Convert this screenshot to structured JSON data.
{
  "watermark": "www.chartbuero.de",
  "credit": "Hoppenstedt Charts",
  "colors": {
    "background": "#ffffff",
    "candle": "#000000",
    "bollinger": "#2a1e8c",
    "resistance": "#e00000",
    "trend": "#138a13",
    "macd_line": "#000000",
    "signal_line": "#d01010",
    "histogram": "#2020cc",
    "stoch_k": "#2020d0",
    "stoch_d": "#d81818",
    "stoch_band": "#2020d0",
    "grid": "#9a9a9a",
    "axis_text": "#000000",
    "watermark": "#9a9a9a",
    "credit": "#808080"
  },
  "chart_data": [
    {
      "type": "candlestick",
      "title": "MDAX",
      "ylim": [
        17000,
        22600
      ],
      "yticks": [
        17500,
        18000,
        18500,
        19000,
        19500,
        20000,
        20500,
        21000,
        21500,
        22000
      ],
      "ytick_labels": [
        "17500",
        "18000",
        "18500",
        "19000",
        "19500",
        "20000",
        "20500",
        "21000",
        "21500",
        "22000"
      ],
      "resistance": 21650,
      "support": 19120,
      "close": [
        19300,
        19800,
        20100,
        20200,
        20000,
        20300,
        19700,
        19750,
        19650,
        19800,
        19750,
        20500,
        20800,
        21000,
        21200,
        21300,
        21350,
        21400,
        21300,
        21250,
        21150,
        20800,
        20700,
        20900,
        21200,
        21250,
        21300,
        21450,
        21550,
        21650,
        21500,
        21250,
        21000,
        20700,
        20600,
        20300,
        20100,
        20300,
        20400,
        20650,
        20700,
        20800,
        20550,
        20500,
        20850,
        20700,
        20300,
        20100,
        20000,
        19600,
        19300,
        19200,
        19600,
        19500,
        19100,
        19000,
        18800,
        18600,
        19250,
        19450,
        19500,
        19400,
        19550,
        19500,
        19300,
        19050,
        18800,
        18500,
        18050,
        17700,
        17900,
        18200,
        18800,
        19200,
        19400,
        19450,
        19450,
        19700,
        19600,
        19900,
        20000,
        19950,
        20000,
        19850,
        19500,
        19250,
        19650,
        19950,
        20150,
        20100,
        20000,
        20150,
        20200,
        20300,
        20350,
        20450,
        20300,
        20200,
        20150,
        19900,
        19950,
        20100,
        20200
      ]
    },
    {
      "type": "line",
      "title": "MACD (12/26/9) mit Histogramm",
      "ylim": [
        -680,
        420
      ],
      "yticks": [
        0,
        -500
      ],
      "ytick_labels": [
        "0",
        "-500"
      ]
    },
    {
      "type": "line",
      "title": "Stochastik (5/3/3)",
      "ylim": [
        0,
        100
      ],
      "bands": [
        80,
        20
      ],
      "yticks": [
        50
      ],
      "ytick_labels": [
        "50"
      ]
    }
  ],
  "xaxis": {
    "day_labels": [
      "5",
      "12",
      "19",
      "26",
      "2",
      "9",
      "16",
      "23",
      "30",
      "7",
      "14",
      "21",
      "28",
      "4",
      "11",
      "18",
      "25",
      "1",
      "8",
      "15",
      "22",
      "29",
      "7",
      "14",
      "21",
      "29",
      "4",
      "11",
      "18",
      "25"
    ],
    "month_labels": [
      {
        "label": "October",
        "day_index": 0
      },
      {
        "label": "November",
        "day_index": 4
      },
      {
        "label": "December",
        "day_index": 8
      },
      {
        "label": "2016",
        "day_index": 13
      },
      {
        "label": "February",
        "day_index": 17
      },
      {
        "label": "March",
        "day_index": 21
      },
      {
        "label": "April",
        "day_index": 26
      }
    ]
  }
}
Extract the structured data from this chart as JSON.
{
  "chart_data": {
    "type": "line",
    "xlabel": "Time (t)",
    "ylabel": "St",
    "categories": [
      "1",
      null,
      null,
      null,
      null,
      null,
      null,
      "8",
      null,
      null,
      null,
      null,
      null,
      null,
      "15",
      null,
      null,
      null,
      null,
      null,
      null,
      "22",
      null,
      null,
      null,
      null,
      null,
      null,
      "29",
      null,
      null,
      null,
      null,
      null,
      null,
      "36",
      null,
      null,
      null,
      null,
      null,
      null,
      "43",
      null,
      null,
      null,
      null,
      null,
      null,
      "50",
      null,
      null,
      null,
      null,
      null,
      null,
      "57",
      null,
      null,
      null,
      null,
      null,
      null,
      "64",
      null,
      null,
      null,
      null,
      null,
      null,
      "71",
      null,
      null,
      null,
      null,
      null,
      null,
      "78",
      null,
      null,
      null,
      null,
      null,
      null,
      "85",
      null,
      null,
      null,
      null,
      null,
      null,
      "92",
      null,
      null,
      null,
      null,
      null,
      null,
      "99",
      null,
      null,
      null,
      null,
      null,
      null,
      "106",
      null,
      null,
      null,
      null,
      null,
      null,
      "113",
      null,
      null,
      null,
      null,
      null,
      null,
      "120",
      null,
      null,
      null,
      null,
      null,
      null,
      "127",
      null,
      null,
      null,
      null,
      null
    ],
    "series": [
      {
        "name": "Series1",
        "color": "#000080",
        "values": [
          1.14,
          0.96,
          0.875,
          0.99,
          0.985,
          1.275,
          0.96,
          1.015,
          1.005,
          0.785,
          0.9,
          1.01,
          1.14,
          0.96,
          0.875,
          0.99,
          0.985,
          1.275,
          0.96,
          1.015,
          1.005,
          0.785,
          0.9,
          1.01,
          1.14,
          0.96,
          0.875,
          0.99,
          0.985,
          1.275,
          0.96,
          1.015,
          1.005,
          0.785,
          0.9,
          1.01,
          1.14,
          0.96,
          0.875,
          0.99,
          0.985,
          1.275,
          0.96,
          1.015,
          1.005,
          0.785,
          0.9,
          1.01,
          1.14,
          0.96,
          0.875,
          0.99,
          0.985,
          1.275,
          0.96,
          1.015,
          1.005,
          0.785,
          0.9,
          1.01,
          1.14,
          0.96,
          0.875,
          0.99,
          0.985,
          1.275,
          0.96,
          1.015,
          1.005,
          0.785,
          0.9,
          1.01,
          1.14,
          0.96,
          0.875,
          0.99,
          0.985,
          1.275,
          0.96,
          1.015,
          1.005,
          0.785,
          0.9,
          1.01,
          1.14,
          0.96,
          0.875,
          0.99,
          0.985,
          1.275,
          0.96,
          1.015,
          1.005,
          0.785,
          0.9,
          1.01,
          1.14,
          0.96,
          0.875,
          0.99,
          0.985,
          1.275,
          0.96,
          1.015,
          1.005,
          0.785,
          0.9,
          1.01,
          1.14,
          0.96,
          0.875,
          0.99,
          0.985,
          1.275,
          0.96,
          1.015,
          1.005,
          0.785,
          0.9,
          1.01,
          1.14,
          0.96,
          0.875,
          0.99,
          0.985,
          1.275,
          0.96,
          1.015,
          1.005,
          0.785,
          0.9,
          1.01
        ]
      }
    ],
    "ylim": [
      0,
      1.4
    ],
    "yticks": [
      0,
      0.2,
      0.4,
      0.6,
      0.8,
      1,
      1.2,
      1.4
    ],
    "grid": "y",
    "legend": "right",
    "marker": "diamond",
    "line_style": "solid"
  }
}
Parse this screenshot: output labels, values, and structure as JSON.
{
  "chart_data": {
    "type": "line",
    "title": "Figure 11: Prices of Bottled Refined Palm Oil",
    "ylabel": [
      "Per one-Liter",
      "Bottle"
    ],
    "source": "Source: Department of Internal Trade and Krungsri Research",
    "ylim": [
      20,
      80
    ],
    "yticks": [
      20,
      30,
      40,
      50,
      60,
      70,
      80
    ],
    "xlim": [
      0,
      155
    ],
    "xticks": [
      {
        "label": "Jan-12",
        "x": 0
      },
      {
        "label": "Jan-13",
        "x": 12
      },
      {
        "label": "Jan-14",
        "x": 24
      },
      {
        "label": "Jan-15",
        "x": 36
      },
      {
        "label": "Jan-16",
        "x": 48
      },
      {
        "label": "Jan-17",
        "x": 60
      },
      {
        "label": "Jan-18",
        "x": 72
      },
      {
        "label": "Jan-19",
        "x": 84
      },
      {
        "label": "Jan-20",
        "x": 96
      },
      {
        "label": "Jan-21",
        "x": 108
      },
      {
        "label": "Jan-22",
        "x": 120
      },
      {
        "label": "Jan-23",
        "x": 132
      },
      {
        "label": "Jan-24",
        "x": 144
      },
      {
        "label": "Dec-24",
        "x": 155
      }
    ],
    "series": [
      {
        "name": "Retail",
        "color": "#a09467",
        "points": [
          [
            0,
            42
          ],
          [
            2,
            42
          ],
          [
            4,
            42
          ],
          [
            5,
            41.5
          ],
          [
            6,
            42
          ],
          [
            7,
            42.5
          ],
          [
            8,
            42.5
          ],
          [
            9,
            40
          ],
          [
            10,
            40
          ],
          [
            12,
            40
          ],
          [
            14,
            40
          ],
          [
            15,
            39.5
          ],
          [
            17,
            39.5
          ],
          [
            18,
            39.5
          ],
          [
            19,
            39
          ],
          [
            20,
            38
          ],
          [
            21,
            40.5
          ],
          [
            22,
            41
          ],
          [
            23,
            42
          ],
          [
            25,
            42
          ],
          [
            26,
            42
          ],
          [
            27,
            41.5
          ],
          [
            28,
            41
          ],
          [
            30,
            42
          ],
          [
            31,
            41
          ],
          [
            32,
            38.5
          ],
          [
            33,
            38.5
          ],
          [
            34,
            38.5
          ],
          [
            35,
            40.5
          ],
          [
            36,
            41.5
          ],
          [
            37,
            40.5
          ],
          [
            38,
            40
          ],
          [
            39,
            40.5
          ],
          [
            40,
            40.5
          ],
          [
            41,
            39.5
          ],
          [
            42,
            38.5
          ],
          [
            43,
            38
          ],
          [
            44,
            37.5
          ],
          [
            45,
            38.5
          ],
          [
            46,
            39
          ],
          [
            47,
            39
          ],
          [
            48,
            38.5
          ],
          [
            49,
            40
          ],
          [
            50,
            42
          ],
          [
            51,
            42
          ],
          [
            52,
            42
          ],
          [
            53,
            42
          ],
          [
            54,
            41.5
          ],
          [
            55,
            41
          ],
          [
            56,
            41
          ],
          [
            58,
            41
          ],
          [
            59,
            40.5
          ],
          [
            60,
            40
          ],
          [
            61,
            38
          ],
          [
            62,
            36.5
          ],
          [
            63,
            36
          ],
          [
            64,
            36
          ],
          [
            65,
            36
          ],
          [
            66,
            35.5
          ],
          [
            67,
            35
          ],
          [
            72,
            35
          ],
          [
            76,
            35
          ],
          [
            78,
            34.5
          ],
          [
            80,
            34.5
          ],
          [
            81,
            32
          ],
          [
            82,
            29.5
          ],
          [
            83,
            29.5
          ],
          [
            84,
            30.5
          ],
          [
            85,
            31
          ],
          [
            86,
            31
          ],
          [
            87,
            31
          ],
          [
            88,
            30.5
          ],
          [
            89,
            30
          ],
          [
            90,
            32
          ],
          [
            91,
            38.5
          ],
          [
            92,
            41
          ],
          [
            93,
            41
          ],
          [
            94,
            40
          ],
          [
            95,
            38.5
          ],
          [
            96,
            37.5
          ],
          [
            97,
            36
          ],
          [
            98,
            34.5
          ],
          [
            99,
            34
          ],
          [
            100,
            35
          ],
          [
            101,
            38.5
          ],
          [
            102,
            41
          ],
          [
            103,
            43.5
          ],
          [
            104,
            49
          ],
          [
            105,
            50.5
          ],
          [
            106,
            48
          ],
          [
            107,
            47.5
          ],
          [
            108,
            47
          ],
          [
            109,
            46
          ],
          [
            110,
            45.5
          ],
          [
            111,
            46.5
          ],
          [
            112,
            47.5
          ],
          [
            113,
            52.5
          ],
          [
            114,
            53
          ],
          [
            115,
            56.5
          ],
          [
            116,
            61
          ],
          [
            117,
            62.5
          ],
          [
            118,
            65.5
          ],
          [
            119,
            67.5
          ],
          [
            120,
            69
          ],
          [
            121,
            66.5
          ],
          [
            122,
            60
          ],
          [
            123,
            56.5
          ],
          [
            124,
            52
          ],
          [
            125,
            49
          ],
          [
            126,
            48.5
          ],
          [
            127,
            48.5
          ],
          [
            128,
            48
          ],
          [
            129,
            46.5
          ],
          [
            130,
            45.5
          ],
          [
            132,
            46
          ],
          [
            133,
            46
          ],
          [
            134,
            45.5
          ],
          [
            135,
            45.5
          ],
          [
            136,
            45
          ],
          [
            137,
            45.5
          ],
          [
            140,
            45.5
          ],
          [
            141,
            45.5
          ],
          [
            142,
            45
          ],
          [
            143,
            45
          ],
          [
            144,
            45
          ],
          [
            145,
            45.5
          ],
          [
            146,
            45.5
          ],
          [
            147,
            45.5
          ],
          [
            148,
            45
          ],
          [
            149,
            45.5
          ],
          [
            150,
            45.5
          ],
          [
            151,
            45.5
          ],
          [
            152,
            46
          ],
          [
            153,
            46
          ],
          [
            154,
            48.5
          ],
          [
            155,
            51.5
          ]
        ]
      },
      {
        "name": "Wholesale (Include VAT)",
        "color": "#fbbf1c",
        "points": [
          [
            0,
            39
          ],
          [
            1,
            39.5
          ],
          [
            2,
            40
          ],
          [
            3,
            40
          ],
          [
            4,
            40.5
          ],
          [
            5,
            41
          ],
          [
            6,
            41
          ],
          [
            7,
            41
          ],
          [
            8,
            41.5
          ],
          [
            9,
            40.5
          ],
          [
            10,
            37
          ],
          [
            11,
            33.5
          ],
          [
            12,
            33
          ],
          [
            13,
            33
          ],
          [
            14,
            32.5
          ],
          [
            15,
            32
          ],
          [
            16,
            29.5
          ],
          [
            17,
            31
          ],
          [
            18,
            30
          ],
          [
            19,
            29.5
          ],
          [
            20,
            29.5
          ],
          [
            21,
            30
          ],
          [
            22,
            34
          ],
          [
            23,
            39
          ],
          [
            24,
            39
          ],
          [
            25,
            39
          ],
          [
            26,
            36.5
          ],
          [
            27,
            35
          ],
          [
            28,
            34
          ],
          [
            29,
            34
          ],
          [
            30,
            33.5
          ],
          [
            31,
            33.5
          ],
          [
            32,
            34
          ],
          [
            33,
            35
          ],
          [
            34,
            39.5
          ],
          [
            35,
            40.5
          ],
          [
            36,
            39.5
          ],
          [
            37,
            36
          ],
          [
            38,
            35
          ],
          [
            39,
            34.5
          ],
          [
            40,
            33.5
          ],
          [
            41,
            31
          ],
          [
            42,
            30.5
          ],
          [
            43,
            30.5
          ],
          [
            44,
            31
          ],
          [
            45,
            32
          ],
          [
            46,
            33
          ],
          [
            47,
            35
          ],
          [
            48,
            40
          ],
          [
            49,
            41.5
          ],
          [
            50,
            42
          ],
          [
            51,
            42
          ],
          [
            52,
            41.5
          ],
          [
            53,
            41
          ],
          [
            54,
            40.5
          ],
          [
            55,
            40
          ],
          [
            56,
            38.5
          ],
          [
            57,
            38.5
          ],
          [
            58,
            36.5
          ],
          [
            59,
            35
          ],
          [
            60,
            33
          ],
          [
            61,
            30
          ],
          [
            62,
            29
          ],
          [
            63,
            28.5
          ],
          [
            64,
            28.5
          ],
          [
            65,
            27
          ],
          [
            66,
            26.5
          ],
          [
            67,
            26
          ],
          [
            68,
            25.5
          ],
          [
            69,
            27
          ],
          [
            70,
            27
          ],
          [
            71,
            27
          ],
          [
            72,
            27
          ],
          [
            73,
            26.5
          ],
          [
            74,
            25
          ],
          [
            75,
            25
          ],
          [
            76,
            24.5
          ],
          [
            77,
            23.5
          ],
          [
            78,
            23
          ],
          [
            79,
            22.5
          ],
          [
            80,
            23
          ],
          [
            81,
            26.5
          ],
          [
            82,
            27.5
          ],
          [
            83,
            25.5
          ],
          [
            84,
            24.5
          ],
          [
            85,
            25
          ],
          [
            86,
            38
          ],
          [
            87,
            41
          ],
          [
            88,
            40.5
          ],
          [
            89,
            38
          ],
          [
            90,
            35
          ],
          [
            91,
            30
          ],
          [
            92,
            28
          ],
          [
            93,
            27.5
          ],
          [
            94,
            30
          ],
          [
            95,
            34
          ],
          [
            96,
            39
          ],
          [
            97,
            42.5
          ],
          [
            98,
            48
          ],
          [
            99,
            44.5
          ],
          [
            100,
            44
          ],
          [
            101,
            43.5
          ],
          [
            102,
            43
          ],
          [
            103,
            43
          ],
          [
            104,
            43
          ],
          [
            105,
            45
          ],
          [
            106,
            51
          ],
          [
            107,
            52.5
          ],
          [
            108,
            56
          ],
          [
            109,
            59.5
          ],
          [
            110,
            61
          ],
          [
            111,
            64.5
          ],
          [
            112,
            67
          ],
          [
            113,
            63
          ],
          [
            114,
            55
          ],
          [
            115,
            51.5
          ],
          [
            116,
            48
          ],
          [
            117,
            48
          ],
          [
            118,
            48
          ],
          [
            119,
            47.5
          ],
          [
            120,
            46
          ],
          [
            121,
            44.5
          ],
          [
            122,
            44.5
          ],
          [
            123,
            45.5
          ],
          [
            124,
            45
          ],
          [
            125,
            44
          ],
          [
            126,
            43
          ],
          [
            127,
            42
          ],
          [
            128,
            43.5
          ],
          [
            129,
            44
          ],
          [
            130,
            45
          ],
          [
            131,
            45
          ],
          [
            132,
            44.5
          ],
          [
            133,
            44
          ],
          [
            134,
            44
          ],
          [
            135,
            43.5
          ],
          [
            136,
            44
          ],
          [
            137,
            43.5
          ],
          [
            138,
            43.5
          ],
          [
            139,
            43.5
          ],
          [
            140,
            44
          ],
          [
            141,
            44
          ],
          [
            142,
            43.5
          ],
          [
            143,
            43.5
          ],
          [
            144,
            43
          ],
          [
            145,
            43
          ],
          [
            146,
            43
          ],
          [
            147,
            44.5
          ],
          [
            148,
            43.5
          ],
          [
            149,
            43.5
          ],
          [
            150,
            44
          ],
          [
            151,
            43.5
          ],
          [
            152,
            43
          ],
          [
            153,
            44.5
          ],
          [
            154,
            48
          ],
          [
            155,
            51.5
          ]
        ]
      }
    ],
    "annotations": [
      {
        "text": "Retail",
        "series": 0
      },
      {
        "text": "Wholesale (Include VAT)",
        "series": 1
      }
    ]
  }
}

********

#### Given request:
Read the data above. Pull out each line in which the string "title" appears.

#### Answer:
      "title": "MDAX",
      "title": "MACD (12/26/9) mit Histogramm",
      "title": "Stochastik (5/3/3)",
    "title": "Figure 11: Prices of Bottled Refined Palm Oil",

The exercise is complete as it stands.